Aim of the task
Can all of these lines be returned exactly?

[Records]
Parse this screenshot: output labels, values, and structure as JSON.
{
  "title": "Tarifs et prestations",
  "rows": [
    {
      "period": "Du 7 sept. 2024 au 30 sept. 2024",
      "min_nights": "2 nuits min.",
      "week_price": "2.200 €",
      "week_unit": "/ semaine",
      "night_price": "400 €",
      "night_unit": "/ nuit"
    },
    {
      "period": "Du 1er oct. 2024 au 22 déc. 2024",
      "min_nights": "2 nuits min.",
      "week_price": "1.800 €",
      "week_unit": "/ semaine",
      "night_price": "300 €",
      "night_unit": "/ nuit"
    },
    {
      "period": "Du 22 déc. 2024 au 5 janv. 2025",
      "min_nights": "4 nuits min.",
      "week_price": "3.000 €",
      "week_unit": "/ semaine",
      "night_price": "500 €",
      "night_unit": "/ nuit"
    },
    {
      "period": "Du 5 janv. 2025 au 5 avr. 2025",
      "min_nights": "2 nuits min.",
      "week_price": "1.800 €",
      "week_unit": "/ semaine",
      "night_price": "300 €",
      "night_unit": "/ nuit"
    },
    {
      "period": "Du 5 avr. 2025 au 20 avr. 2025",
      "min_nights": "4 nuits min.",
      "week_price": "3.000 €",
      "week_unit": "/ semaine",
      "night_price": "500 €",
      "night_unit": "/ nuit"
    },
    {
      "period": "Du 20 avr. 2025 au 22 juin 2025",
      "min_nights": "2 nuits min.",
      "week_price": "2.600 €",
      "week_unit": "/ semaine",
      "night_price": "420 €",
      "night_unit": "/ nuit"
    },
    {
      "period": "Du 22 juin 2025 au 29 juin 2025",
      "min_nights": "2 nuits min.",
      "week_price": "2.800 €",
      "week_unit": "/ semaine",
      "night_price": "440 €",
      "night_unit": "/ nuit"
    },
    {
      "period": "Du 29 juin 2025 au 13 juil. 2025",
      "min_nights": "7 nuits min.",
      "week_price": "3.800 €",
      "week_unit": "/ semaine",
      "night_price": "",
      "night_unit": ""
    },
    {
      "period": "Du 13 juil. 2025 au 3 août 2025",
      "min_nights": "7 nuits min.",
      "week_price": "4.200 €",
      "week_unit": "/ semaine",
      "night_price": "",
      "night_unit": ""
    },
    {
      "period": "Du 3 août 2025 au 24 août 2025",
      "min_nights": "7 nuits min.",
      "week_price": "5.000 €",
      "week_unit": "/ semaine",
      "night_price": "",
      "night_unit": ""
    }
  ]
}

In response
Parse this screenshot: output labels, values, and structure as JSON.
{
  "title": "Tarifs et prestations",
  "rows": [
    {
      "period": "Du 7 sept. 2024 au 30 sept. 2024",
      "min_nights": "2 nuits min.",
      "week_price": "2.200 €",
      "week_unit": "/ semaine",
      "night_price": "400 €",
      "night_unit": "/ nuit"
    },
    {
      "period": "Du 1er oct. 2024 au 22 déc. 2024",
      "min_nights": "2 nuits min.",
      "week_price": "1.800 €",
      "week_unit": "/ semaine",
      "night_price": "300 €",
      "night_unit": "/ nuit"
    },
    {
      "period": "Du 22 déc. 2024 au 5 janv. 2025",
      "min_nights": "4 nuits min.",
      "week_price": "3.000 €",
      "week_unit": "/ semaine",
      "night_price": "500 €",
      "night_unit": "/ nuit"
    },
    {
      "period": "Du 5 janv. 2025 au 5 avr. 2025",
      "min_nights": "2 nuits min.",
      "week_price": "1.800 €",
      "week_unit": "/ semaine",
      "night_price": "300 €",
      "night_unit": "/ nuit"
    },
    {
      "period": "Du 5 avr. 2025 au 20 avr. 2025",
      "min_nights": "4 nuits min.",
      "week_price": "3.000 €",
      "week_unit": "/ semaine",
      "night_price": "500 €",
      "night_unit": "/ nuit"
    },
    {
      "period": "Du 20 avr. 2025 au 22 juin 2025",
      "min_nights": "2 nuits min.",
      "week_price": "2.600 €",
      "week_unit": "/ semaine",
      "night_price": "420 €",
      "night_unit": "/ nuit"
    },
    {
      "period": "Du 22 juin 2025 au 29 juin 2025",
      "min_nights": "2 nuits min.",
      "week_price": "2.800 €",
      "week_unit": "/ semaine",
      "night_price": "440 €",
      "night_unit": "/ nuit"
    },
    {
      "period": "Du 29 juin 2025 au 13 juil. 2025",
      "min_nights": "7 nuits min.",
      "week_price": "3.800 €",
      "week_unit": "/ semaine",
      "night_price": "",
      "night_unit": ""
    },
    {
      "period": "Du 13 juil. 2025 au 3 août 2025",
      "min_nights": "7 nuits min.",
      "week_price": "4.200 €",
      "week_unit": "/ semaine",
      "night_price": "",
      "night_unit": ""
    },
    {
      "period": "Du 3 août 2025 au 24 août 2025",
      "min_nights": "7 nuits min.",
      "week_price": "5.000 €",
      "week_unit": "/ semaine",
      "night_price": "",
      "night_unit": ""
    }
  ]
}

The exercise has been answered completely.